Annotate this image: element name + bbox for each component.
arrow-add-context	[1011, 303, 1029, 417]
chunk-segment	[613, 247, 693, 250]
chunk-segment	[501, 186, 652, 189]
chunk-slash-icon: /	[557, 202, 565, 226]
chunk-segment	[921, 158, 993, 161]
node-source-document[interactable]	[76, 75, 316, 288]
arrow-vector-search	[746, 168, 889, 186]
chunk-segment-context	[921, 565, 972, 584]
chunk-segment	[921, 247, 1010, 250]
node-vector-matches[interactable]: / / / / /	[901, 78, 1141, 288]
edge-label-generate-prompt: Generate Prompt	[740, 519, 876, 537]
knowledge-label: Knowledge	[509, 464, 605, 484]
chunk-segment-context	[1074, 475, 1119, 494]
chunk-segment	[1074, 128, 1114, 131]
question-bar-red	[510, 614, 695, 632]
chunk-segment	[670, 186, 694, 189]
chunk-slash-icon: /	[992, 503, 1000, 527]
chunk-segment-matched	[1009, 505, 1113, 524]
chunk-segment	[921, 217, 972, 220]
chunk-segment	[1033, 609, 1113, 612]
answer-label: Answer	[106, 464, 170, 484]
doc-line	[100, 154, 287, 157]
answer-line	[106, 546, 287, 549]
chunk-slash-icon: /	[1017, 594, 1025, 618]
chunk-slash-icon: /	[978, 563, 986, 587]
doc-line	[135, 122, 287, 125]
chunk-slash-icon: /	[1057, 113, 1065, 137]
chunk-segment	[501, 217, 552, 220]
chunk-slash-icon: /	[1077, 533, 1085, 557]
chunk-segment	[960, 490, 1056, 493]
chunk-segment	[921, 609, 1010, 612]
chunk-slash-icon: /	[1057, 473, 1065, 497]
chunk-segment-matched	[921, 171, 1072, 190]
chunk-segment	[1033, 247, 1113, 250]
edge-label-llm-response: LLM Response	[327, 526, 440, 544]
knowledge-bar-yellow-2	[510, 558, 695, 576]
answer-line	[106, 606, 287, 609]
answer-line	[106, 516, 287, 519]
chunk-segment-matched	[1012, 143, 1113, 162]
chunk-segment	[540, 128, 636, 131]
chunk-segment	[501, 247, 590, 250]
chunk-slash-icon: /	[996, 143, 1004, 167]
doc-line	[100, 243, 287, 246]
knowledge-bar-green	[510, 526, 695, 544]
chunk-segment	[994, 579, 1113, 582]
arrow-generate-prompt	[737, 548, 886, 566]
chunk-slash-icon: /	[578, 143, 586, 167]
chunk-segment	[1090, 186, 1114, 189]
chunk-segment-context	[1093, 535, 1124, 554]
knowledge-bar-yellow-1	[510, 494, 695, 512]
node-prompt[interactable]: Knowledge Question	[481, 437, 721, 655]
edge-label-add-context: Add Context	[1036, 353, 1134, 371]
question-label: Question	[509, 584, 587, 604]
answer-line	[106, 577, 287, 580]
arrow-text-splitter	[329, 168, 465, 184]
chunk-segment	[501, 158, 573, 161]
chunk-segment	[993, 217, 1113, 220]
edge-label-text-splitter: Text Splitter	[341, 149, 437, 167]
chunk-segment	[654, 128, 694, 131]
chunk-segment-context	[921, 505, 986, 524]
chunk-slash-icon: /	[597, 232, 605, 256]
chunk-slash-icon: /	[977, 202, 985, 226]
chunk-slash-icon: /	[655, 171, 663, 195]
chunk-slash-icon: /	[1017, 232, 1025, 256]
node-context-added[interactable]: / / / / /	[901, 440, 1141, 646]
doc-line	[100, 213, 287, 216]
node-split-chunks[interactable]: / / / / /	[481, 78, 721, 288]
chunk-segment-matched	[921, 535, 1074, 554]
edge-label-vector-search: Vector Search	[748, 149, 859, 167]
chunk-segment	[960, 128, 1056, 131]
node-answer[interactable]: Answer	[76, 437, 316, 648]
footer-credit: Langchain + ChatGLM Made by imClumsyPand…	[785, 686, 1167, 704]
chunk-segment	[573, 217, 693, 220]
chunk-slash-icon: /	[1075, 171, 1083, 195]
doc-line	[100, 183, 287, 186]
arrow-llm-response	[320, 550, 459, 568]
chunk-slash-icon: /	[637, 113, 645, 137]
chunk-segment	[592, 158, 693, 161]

+ + + + +

*To be done*. Output all of the items above line for line, reproducing each one without any change.

*Finished task*.
Annotate this image: element name + bbox for each component.
arrow-add-context	[1011, 303, 1029, 417]
chunk-segment	[613, 247, 693, 250]
chunk-segment	[501, 186, 652, 189]
chunk-slash-icon: /	[557, 202, 565, 226]
chunk-segment	[921, 158, 993, 161]
node-source-document[interactable]	[76, 75, 316, 288]
arrow-vector-search	[746, 168, 889, 186]
chunk-segment-context	[921, 565, 972, 584]
chunk-segment	[921, 247, 1010, 250]
node-vector-matches[interactable]: / / / / /	[901, 78, 1141, 288]
edge-label-generate-prompt: Generate Prompt	[740, 519, 876, 537]
knowledge-label: Knowledge	[509, 464, 605, 484]
chunk-segment-context	[1074, 475, 1119, 494]
chunk-segment	[1074, 128, 1114, 131]
question-bar-red	[510, 614, 695, 632]
chunk-segment	[670, 186, 694, 189]
chunk-slash-icon: /	[992, 503, 1000, 527]
chunk-segment-matched	[1009, 505, 1113, 524]
chunk-segment	[921, 217, 972, 220]
chunk-segment	[1033, 609, 1113, 612]
answer-label: Answer	[106, 464, 170, 484]
doc-line	[100, 154, 287, 157]
answer-line	[106, 546, 287, 549]
chunk-slash-icon: /	[1017, 594, 1025, 618]
chunk-slash-icon: /	[978, 563, 986, 587]
doc-line	[135, 122, 287, 125]
chunk-slash-icon: /	[1057, 113, 1065, 137]
chunk-segment	[501, 217, 552, 220]
chunk-slash-icon: /	[1077, 533, 1085, 557]
chunk-segment	[960, 490, 1056, 493]
chunk-segment	[921, 609, 1010, 612]
chunk-slash-icon: /	[1057, 473, 1065, 497]
chunk-segment-matched	[921, 171, 1072, 190]
chunk-segment	[1033, 247, 1113, 250]
edge-label-llm-response: LLM Response	[327, 526, 440, 544]
knowledge-bar-yellow-2	[510, 558, 695, 576]
answer-line	[106, 606, 287, 609]
answer-line	[106, 516, 287, 519]
chunk-segment-matched	[1012, 143, 1113, 162]
chunk-segment	[540, 128, 636, 131]
chunk-segment	[501, 247, 590, 250]
chunk-slash-icon: /	[996, 143, 1004, 167]
doc-line	[100, 243, 287, 246]
knowledge-bar-green	[510, 526, 695, 544]
chunk-segment	[994, 579, 1113, 582]
arrow-generate-prompt	[737, 548, 886, 566]
chunk-slash-icon: /	[578, 143, 586, 167]
chunk-segment	[1090, 186, 1114, 189]
chunk-segment-context	[1093, 535, 1124, 554]
knowledge-bar-yellow-1	[510, 494, 695, 512]
node-prompt[interactable]: Knowledge Question	[481, 437, 721, 655]
edge-label-add-context: Add Context	[1036, 353, 1134, 371]
question-label: Question	[509, 584, 587, 604]
answer-line	[106, 577, 287, 580]
arrow-text-splitter	[329, 168, 465, 184]
chunk-segment	[501, 158, 573, 161]
chunk-segment	[993, 217, 1113, 220]
edge-label-text-splitter: Text Splitter	[341, 149, 437, 167]
chunk-segment	[654, 128, 694, 131]
chunk-segment-context	[921, 505, 986, 524]
chunk-slash-icon: /	[597, 232, 605, 256]
chunk-slash-icon: /	[977, 202, 985, 226]
chunk-slash-icon: /	[655, 171, 663, 195]
chunk-slash-icon: /	[1017, 232, 1025, 256]
node-context-added[interactable]: / / / / /	[901, 440, 1141, 646]
doc-line	[100, 213, 287, 216]
node-split-chunks[interactable]: / / / / /	[481, 78, 721, 288]
chunk-segment-matched	[921, 535, 1074, 554]
edge-label-vector-search: Vector Search	[748, 149, 859, 167]
chunk-segment	[960, 128, 1056, 131]
node-answer[interactable]: Answer	[76, 437, 316, 648]
footer-credit: Langchain + ChatGLM Made by imClumsyPand…	[785, 686, 1167, 704]
chunk-segment	[573, 217, 693, 220]
chunk-slash-icon: /	[1075, 171, 1083, 195]
doc-line	[100, 183, 287, 186]
arrow-llm-response	[320, 550, 459, 568]
chunk-slash-icon: /	[637, 113, 645, 137]
chunk-segment	[592, 158, 693, 161]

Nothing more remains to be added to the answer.